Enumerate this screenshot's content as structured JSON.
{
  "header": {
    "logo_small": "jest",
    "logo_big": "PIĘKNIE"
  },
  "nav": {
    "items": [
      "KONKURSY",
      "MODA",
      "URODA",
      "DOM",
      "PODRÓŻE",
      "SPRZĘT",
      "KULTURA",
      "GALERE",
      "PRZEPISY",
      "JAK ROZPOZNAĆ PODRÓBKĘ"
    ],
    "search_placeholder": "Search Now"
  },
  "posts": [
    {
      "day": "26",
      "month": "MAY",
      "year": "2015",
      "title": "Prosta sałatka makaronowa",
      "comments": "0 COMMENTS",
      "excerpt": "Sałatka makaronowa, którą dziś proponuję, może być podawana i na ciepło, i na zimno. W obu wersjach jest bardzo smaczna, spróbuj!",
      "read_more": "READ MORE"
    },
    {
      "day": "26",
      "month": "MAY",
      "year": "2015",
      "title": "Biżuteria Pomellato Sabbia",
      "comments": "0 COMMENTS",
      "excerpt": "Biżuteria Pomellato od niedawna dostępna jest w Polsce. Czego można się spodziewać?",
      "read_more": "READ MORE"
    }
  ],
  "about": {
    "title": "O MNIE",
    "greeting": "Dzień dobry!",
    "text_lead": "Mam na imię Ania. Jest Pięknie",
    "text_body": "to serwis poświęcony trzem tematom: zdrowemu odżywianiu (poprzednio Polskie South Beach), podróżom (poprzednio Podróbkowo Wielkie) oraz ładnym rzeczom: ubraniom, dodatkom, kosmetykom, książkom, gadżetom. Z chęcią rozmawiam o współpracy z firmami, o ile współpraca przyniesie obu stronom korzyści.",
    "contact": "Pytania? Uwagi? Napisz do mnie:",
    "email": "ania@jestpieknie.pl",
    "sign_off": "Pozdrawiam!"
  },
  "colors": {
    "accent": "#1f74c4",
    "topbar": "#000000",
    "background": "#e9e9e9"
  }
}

==

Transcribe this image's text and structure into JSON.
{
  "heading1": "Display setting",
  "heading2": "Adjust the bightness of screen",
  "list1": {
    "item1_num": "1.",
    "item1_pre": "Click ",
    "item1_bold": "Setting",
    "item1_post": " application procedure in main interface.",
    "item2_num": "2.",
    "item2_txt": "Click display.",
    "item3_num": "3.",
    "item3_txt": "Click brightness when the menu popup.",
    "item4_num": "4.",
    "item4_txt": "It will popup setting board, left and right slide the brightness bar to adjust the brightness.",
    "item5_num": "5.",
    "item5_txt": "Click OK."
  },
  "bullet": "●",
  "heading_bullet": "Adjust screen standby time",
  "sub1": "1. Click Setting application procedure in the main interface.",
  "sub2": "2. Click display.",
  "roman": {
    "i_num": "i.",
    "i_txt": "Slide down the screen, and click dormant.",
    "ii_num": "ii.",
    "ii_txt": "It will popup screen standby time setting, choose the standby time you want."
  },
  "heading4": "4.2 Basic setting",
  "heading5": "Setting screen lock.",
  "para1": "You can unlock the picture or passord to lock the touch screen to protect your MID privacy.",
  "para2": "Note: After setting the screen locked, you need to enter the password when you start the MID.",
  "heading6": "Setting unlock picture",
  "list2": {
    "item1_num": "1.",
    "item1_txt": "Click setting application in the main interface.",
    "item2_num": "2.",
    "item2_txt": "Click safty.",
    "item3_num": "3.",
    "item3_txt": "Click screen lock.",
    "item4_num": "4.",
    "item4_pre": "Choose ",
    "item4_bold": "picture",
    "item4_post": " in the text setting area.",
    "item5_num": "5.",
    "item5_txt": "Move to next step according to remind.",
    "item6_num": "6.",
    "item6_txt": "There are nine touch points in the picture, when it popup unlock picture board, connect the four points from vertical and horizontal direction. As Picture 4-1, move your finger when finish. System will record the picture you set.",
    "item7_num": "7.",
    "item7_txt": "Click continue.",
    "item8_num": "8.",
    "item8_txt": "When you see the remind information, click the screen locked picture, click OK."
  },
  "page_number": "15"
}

---

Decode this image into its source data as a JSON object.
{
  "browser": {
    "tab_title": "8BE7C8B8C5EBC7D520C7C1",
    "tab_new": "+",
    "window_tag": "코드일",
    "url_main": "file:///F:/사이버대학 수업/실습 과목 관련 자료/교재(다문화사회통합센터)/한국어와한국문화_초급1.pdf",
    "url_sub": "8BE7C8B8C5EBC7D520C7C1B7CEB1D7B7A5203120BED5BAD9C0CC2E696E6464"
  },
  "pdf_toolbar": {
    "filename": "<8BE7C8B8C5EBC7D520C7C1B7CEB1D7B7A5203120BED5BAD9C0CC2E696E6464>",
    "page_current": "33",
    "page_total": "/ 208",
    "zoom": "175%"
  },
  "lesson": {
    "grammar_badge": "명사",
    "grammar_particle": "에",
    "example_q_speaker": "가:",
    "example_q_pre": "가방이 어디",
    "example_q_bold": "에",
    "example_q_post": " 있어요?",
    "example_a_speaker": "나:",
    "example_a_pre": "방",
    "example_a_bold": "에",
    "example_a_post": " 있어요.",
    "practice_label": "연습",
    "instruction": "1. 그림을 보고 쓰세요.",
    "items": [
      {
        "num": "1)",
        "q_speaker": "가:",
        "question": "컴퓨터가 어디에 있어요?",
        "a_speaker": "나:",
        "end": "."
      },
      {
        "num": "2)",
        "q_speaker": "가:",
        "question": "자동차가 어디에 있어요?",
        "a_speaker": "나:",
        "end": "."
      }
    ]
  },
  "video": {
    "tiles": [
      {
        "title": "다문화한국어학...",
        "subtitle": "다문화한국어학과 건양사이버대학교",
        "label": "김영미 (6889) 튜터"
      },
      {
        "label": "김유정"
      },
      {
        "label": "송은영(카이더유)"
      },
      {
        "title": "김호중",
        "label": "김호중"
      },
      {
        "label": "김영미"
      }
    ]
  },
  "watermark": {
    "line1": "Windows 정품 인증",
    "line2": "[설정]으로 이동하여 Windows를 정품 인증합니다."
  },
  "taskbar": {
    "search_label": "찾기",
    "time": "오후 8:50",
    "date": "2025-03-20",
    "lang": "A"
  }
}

▶ [WHAT THE TASK ASKS]
In the entries above, find lines with "brightness" and copy each.

▶ [TASK OUTPUT]
    "item3_txt": "Click brightness when the menu popup.",
    "item4_txt": "It will popup setting board, left and right slide the brightness bar to adjust the brightness.",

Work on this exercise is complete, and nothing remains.